** start **

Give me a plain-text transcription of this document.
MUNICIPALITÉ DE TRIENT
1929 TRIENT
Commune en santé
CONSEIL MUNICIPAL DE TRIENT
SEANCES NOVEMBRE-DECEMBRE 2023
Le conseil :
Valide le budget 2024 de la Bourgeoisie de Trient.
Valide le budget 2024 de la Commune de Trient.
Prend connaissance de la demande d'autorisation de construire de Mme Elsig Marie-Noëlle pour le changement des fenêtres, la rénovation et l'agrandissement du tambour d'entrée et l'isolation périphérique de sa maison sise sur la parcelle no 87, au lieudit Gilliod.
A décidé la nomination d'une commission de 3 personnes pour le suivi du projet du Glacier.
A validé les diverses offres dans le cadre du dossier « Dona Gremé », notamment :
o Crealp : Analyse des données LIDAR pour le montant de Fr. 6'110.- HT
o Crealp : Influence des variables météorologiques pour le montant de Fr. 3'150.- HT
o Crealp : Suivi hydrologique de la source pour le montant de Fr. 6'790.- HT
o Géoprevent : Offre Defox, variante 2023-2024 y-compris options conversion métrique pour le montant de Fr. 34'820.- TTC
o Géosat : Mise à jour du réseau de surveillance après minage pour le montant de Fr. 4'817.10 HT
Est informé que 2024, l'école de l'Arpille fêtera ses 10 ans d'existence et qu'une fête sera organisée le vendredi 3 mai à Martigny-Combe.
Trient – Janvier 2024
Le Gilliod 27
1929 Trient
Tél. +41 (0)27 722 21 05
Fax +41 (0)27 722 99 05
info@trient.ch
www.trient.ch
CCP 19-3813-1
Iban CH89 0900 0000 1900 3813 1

** end **

Identify all lines where the word "montant" shows up. Copy them.

o Crealp : Analyse des données LIDAR pour le montant de Fr. 6'110.- HT
o Crealp : Influence des variables météorologiques pour le montant de Fr. 3'150.- HT
o Crealp : Suivi hydrologique de la source pour le montant de Fr. 6'790.- HT
o Géoprevent : Offre Defox, variante 2023-2024 y-compris options conversion métrique pour le montant de Fr. 34'820.- TTC
o Géosat : Mise à jour du réseau de surveillance après minage pour le montant de Fr. 4'817.10 HT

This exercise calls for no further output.